→ SHORT TASK:
Transcribe the entries below exactly.

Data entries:
* Start *

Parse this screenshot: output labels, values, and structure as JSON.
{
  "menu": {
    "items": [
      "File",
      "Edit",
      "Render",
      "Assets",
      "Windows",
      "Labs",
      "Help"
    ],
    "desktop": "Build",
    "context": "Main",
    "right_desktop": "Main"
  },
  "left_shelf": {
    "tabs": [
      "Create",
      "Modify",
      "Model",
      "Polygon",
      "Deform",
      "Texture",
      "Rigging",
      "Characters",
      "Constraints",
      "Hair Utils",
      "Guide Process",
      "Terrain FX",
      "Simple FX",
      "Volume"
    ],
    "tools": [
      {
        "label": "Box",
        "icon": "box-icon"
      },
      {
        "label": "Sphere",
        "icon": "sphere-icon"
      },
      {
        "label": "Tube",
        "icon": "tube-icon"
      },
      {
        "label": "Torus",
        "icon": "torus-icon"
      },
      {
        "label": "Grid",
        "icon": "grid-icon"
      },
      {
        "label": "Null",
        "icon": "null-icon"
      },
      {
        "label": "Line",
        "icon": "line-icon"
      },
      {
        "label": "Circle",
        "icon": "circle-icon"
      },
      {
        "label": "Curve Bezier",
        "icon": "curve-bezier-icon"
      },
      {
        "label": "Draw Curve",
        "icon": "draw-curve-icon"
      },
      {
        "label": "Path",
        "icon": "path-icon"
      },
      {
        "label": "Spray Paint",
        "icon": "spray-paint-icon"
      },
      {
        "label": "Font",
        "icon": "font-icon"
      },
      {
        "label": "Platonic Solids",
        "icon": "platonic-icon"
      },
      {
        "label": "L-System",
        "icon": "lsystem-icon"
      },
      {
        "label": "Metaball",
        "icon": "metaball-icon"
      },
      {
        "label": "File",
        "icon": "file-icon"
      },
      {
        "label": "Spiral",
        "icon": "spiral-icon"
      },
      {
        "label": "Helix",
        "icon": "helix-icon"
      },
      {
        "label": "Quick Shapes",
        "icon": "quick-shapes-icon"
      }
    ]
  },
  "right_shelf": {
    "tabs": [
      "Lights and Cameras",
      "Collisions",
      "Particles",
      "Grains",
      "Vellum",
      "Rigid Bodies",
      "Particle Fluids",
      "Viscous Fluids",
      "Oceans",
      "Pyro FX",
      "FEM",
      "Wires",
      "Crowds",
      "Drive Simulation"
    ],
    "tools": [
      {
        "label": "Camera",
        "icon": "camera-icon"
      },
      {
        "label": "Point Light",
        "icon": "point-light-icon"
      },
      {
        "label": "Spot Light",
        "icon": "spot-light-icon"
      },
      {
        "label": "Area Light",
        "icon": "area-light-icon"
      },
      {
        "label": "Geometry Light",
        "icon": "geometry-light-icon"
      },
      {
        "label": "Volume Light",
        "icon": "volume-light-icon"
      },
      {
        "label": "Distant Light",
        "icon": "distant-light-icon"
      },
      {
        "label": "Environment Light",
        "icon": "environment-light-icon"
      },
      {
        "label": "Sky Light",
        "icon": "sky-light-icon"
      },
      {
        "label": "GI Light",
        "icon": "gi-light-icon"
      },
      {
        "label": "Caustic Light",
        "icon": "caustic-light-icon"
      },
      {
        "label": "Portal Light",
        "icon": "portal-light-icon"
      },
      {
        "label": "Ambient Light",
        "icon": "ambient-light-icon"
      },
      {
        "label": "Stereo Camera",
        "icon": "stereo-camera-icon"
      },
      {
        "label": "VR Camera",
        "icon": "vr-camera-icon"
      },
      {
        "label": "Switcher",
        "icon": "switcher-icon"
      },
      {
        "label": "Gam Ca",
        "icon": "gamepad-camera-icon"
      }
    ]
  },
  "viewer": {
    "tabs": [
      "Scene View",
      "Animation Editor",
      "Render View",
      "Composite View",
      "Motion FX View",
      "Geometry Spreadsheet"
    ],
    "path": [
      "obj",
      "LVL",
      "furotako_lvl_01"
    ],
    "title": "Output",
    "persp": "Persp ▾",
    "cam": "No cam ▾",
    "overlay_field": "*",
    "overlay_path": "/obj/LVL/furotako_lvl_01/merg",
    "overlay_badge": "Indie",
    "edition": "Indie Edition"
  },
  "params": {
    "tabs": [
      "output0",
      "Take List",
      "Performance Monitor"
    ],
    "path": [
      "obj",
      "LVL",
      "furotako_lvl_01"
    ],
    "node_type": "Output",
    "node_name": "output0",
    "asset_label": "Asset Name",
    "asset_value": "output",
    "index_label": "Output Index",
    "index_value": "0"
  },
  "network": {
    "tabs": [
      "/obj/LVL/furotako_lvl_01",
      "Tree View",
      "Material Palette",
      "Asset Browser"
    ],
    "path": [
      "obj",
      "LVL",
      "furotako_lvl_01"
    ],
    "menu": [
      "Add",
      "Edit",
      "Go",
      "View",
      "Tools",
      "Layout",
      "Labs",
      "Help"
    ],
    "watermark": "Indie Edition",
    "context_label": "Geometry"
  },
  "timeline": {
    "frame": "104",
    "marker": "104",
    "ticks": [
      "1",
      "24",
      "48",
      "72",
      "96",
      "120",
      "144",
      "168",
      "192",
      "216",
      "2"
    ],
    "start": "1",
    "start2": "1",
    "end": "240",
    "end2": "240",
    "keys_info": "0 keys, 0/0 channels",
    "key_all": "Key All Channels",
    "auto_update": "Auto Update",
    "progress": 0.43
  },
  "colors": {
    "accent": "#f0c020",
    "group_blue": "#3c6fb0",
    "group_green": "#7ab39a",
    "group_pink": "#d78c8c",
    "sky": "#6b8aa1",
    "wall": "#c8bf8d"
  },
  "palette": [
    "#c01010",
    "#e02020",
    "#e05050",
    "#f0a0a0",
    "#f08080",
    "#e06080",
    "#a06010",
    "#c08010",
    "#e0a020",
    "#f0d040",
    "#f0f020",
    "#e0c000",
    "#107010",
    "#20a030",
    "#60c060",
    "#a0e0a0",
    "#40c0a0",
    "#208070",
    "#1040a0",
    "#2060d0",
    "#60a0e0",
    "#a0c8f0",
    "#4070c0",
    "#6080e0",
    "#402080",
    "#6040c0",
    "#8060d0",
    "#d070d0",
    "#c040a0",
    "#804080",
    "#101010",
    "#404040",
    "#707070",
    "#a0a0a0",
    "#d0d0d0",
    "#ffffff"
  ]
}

* End *

→ RESULT FOR THIS EXERCISE:
Parse this screenshot: output labels, values, and structure as JSON.
{
  "menu": {
    "items": [
      "File",
      "Edit",
      "Render",
      "Assets",
      "Windows",
      "Labs",
      "Help"
    ],
    "desktop": "Build",
    "context": "Main",
    "right_desktop": "Main"
  },
  "left_shelf": {
    "tabs": [
      "Create",
      "Modify",
      "Model",
      "Polygon",
      "Deform",
      "Texture",
      "Rigging",
      "Characters",
      "Constraints",
      "Hair Utils",
      "Guide Process",
      "Terrain FX",
      "Simple FX",
      "Volume"
    ],
    "tools": [
      {
        "label": "Box",
        "icon": "box-icon"
      },
      {
        "label": "Sphere",
        "icon": "sphere-icon"
      },
      {
        "label": "Tube",
        "icon": "tube-icon"
      },
      {
        "label": "Torus",
        "icon": "torus-icon"
      },
      {
        "label": "Grid",
        "icon": "grid-icon"
      },
      {
        "label": "Null",
        "icon": "null-icon"
      },
      {
        "label": "Line",
        "icon": "line-icon"
      },
      {
        "label": "Circle",
        "icon": "circle-icon"
      },
      {
        "label": "Curve Bezier",
        "icon": "curve-bezier-icon"
      },
      {
        "label": "Draw Curve",
        "icon": "draw-curve-icon"
      },
      {
        "label": "Path",
        "icon": "path-icon"
      },
      {
        "label": "Spray Paint",
        "icon": "spray-paint-icon"
      },
      {
        "label": "Font",
        "icon": "font-icon"
      },
      {
        "label": "Platonic Solids",
        "icon": "platonic-icon"
      },
      {
        "label": "L-System",
        "icon": "lsystem-icon"
      },
      {
        "label": "Metaball",
        "icon": "metaball-icon"
      },
      {
        "label": "File",
        "icon": "file-icon"
      },
      {
        "label": "Spiral",
        "icon": "spiral-icon"
      },
      {
        "label": "Helix",
        "icon": "helix-icon"
      },
      {
        "label": "Quick Shapes",
        "icon": "quick-shapes-icon"
      }
    ]
  },
  "right_shelf": {
    "tabs": [
      "Lights and Cameras",
      "Collisions",
      "Particles",
      "Grains",
      "Vellum",
      "Rigid Bodies",
      "Particle Fluids",
      "Viscous Fluids",
      "Oceans",
      "Pyro FX",
      "FEM",
      "Wires",
      "Crowds",
      "Drive Simulation"
    ],
    "tools": [
      {
        "label": "Camera",
        "icon": "camera-icon"
      },
      {
        "label": "Point Light",
        "icon": "point-light-icon"
      },
      {
        "label": "Spot Light",
        "icon": "spot-light-icon"
      },
      {
        "label": "Area Light",
        "icon": "area-light-icon"
      },
      {
        "label": "Geometry Light",
        "icon": "geometry-light-icon"
      },
      {
        "label": "Volume Light",
        "icon": "volume-light-icon"
      },
      {
        "label": "Distant Light",
        "icon": "distant-light-icon"
      },
      {
        "label": "Environment Light",
        "icon": "environment-light-icon"
      },
      {
        "label": "Sky Light",
        "icon": "sky-light-icon"
      },
      {
        "label": "GI Light",
        "icon": "gi-light-icon"
      },
      {
        "label": "Caustic Light",
        "icon": "caustic-light-icon"
      },
      {
        "label": "Portal Light",
        "icon": "portal-light-icon"
      },
      {
        "label": "Ambient Light",
        "icon": "ambient-light-icon"
      },
      {
        "label": "Stereo Camera",
        "icon": "stereo-camera-icon"
      },
      {
        "label": "VR Camera",
        "icon": "vr-camera-icon"
      },
      {
        "label": "Switcher",
        "icon": "switcher-icon"
      },
      {
        "label": "Gam Ca",
        "icon": "gamepad-camera-icon"
      }
    ]
  },
  "viewer": {
    "tabs": [
      "Scene View",
      "Animation Editor",
      "Render View",
      "Composite View",
      "Motion FX View",
      "Geometry Spreadsheet"
    ],
    "path": [
      "obj",
      "LVL",
      "furotako_lvl_01"
    ],
    "title": "Output",
    "persp": "Persp ▾",
    "cam": "No cam ▾",
    "overlay_field": "*",
    "overlay_path": "/obj/LVL/furotako_lvl_01/merg",
    "overlay_badge": "Indie",
    "edition": "Indie Edition"
  },
  "params": {
    "tabs": [
      "output0",
      "Take List",
      "Performance Monitor"
    ],
    "path": [
      "obj",
      "LVL",
      "furotako_lvl_01"
    ],
    "node_type": "Output",
    "node_name": "output0",
    "asset_label": "Asset Name",
    "asset_value": "output",
    "index_label": "Output Index",
    "index_value": "0"
  },
  "network": {
    "tabs": [
      "/obj/LVL/furotako_lvl_01",
      "Tree View",
      "Material Palette",
      "Asset Browser"
    ],
    "path": [
      "obj",
      "LVL",
      "furotako_lvl_01"
    ],
    "menu": [
      "Add",
      "Edit",
      "Go",
      "View",
      "Tools",
      "Layout",
      "Labs",
      "Help"
    ],
    "watermark": "Indie Edition",
    "context_label": "Geometry"
  },
  "timeline": {
    "frame": "104",
    "marker": "104",
    "ticks": [
      "1",
      "24",
      "48",
      "72",
      "96",
      "120",
      "144",
      "168",
      "192",
      "216",
      "2"
    ],
    "start": "1",
    "start2": "1",
    "end": "240",
    "end2": "240",
    "keys_info": "0 keys, 0/0 channels",
    "key_all": "Key All Channels",
    "auto_update": "Auto Update",
    "progress": 0.43
  },
  "colors": {
    "accent": "#f0c020",
    "group_blue": "#3c6fb0",
    "group_green": "#7ab39a",
    "group_pink": "#d78c8c",
    "sky": "#6b8aa1",
    "wall": "#c8bf8d"
  },
  "palette": [
    "#c01010",
    "#e02020",
    "#e05050",
    "#f0a0a0",
    "#f08080",
    "#e06080",
    "#a06010",
    "#c08010",
    "#e0a020",
    "#f0d040",
    "#f0f020",
    "#e0c000",
    "#107010",
    "#20a030",
    "#60c060",
    "#a0e0a0",
    "#40c0a0",
    "#208070",
    "#1040a0",
    "#2060d0",
    "#60a0e0",
    "#a0c8f0",
    "#4070c0",
    "#6080e0",
    "#402080",
    "#6040c0",
    "#8060d0",
    "#d070d0",
    "#c040a0",
    "#804080",
    "#101010",
    "#404040",
    "#707070",
    "#a0a0a0",
    "#d0d0d0",
    "#ffffff"
  ]
}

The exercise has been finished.